Element-and-box listings
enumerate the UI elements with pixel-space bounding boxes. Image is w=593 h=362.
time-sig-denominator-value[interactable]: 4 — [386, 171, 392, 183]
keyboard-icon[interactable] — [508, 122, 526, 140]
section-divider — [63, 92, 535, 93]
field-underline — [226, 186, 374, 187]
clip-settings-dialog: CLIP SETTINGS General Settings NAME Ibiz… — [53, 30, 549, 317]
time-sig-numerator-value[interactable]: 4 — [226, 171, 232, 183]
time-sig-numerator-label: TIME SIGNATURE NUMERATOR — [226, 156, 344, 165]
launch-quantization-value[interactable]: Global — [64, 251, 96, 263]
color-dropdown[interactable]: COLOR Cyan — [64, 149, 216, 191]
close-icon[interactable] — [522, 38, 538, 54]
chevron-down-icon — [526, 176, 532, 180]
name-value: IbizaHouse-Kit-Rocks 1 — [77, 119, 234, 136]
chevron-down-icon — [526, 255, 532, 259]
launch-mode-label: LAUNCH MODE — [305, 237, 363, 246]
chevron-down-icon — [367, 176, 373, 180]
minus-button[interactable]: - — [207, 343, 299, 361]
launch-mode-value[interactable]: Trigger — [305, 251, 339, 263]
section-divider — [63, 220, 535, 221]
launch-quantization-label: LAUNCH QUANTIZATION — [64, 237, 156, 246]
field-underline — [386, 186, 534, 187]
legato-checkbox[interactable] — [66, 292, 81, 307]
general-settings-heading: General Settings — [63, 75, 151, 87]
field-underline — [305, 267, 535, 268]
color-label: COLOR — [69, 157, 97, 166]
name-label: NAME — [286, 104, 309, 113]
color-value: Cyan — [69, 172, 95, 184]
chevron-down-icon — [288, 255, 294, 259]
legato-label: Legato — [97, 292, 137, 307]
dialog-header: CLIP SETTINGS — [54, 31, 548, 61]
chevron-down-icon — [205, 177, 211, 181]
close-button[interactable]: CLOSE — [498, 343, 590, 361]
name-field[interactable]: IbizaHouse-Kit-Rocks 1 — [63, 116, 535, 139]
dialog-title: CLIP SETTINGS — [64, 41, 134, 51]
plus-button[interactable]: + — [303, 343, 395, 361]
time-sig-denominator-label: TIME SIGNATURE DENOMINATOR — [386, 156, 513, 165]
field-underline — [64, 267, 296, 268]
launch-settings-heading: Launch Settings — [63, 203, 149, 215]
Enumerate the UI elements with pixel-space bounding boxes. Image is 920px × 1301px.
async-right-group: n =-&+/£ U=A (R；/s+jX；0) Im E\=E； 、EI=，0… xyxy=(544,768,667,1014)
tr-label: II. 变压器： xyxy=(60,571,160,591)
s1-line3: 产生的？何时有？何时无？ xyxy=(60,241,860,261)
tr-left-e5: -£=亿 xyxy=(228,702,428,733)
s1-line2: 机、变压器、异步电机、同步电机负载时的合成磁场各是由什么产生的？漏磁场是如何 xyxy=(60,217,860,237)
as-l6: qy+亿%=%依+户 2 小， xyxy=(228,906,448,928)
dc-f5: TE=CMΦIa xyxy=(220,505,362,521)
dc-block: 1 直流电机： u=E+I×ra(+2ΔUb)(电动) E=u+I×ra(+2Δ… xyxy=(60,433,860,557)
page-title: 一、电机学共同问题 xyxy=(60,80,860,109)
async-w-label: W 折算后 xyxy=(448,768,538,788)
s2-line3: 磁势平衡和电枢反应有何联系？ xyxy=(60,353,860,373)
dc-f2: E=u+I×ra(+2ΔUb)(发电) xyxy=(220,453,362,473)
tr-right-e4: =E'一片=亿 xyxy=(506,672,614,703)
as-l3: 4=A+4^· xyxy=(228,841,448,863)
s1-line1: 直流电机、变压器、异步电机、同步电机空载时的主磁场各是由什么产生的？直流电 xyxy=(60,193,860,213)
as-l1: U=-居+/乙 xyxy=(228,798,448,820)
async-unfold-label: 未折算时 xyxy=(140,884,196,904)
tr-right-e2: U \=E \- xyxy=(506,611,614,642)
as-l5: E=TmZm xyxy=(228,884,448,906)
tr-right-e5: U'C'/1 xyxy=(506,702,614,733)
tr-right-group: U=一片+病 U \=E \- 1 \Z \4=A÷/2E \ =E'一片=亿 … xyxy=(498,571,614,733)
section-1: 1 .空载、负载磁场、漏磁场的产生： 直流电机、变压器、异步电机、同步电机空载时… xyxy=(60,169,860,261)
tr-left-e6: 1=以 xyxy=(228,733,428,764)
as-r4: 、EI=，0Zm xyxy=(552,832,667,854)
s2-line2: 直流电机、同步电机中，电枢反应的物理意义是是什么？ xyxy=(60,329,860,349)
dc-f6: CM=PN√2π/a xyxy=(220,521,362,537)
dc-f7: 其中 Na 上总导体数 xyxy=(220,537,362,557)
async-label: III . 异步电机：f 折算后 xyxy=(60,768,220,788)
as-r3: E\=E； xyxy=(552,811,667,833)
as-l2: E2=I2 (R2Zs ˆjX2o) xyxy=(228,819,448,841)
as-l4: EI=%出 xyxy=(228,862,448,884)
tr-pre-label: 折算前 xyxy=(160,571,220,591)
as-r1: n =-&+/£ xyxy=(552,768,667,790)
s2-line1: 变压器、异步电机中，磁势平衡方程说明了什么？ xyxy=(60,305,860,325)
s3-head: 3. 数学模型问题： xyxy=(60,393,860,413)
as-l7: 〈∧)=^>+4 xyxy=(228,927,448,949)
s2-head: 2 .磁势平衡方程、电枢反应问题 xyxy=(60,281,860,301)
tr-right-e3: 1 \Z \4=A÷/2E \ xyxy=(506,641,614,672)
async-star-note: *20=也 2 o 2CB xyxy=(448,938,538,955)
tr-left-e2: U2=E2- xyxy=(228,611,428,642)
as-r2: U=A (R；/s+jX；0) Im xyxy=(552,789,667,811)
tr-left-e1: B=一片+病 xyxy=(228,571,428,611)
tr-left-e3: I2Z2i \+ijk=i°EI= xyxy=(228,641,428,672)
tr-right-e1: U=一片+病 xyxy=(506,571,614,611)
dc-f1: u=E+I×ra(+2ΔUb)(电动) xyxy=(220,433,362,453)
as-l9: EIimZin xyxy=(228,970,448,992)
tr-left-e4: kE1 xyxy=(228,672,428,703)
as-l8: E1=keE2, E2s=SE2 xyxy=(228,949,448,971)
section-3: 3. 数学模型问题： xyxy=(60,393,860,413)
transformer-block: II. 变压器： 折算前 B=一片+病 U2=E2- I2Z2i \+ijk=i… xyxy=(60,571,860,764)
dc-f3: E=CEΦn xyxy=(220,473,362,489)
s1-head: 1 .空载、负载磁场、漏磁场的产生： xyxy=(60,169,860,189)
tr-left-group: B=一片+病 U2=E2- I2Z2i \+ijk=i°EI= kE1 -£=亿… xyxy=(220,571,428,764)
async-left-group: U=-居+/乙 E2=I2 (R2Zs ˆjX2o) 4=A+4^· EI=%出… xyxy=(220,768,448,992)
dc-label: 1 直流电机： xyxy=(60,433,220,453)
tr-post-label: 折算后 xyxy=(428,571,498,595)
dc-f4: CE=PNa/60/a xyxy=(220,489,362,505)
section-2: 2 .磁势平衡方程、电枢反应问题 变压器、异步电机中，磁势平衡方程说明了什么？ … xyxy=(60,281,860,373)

- To be done:
Substitute "separator-line" for every "section-divider" in the entries from the first line through the line holding "general-settings-heading: General Settings", inclusive. Leave all else unchanged.

- Worked answer:
enumerate the UI elements with pixel-space bounding boxes. Image is w=593 h=362.
time-sig-denominator-value[interactable]: 4 — [386, 171, 392, 183]
keyboard-icon[interactable] — [508, 122, 526, 140]
separator-line — [63, 92, 535, 93]
field-underline — [226, 186, 374, 187]
clip-settings-dialog: CLIP SETTINGS General Settings NAME Ibiz… — [53, 30, 549, 317]
time-sig-numerator-value[interactable]: 4 — [226, 171, 232, 183]
time-sig-numerator-label: TIME SIGNATURE NUMERATOR — [226, 156, 344, 165]
launch-quantization-value[interactable]: Global — [64, 251, 96, 263]
color-dropdown[interactable]: COLOR Cyan — [64, 149, 216, 191]
close-icon[interactable] — [522, 38, 538, 54]
chevron-down-icon — [526, 176, 532, 180]
name-value: IbizaHouse-Kit-Rocks 1 — [77, 119, 234, 136]
chevron-down-icon — [526, 255, 532, 259]
launch-mode-label: LAUNCH MODE — [305, 237, 363, 246]
chevron-down-icon — [367, 176, 373, 180]
minus-button[interactable]: - — [207, 343, 299, 361]
launch-mode-value[interactable]: Trigger — [305, 251, 339, 263]
separator-line — [63, 220, 535, 221]
launch-quantization-label: LAUNCH QUANTIZATION — [64, 237, 156, 246]
field-underline — [386, 186, 534, 187]
legato-checkbox[interactable] — [66, 292, 81, 307]
general-settings-heading: General Settings — [63, 75, 151, 87]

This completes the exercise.